Exercise: Find the lines holding the word "Average" and collect them.

######

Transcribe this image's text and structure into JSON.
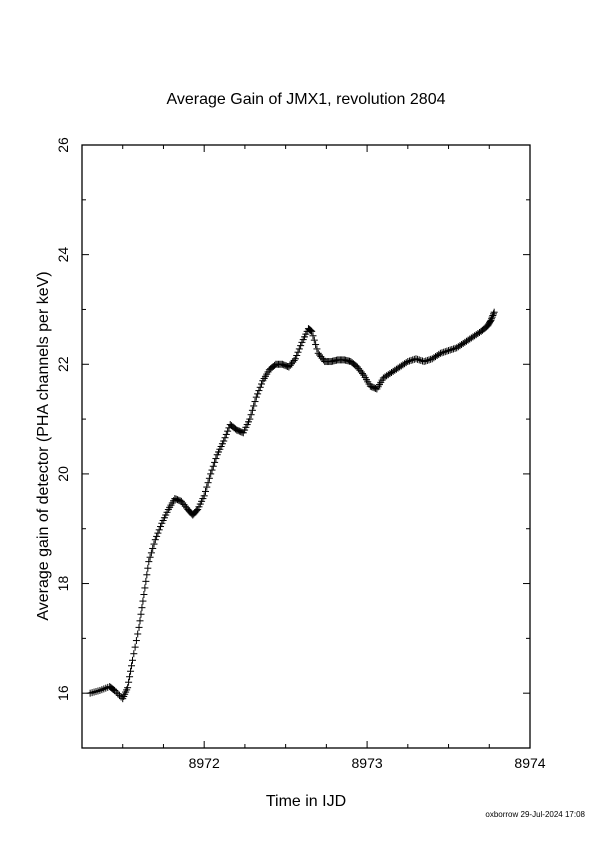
{
  "chart_data": {
    "type": "scatter",
    "title": "Average Gain of JMX1, revolution 2804",
    "xlabel": "Time in IJD",
    "ylabel": "Average gain of detector (PHA channels per keV)",
    "xlim": [
      8971.25,
      8974
    ],
    "ylim": [
      15,
      26
    ],
    "xticks": [
      {
        "value": 8972,
        "label": "8972"
      },
      {
        "value": 8973,
        "label": "8973"
      },
      {
        "value": 8974,
        "label": "8974"
      }
    ],
    "yticks": [
      {
        "value": 16,
        "label": "16"
      },
      {
        "value": 18,
        "label": "18"
      },
      {
        "value": 20,
        "label": "20"
      },
      {
        "value": 22,
        "label": "22"
      },
      {
        "value": 24,
        "label": "24"
      },
      {
        "value": 26,
        "label": "26"
      }
    ],
    "marker": "plus",
    "grid": false,
    "color": "#000000",
    "series": [
      {
        "x": [
          8971.3,
          8971.36,
          8971.42,
          8971.45,
          8971.5,
          8971.53,
          8971.56,
          8971.6,
          8971.63,
          8971.66,
          8971.7,
          8971.74,
          8971.78,
          8971.82,
          8971.86,
          8971.9,
          8971.93,
          8971.96,
          8972.0,
          8972.04,
          8972.08,
          8972.12,
          8972.16,
          8972.2,
          8972.24,
          8972.28,
          8972.32,
          8972.36,
          8972.4,
          8972.44,
          8972.48,
          8972.52,
          8972.56,
          8972.6,
          8972.64,
          8972.66,
          8972.7,
          8972.74,
          8972.78,
          8972.82,
          8972.86,
          8972.9,
          8972.94,
          8972.98,
          8973.02,
          8973.06,
          8973.1,
          8973.15,
          8973.2,
          8973.25,
          8973.3,
          8973.35,
          8973.4,
          8973.45,
          8973.5,
          8973.55,
          8973.6,
          8973.65,
          8973.7,
          8973.74,
          8973.76,
          8973.78
        ],
        "y": [
          16.0,
          16.05,
          16.12,
          16.05,
          15.9,
          16.1,
          16.6,
          17.2,
          17.8,
          18.4,
          18.8,
          19.1,
          19.35,
          19.55,
          19.5,
          19.35,
          19.25,
          19.35,
          19.6,
          20.0,
          20.35,
          20.6,
          20.9,
          20.8,
          20.75,
          21.0,
          21.4,
          21.7,
          21.9,
          22.0,
          22.0,
          21.95,
          22.1,
          22.4,
          22.65,
          22.6,
          22.2,
          22.05,
          22.05,
          22.08,
          22.08,
          22.05,
          21.95,
          21.8,
          21.6,
          21.55,
          21.75,
          21.85,
          21.95,
          22.05,
          22.1,
          22.05,
          22.1,
          22.2,
          22.25,
          22.3,
          22.4,
          22.5,
          22.6,
          22.7,
          22.8,
          22.95
        ]
      }
    ]
  },
  "footer": "oxborrow 29-Jul-2024 17:08"
}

######

Response to this exercise:
    "title": "Average Gain of JMX1, revolution 2804",
    "ylabel": "Average gain of detector (PHA channels per keV)",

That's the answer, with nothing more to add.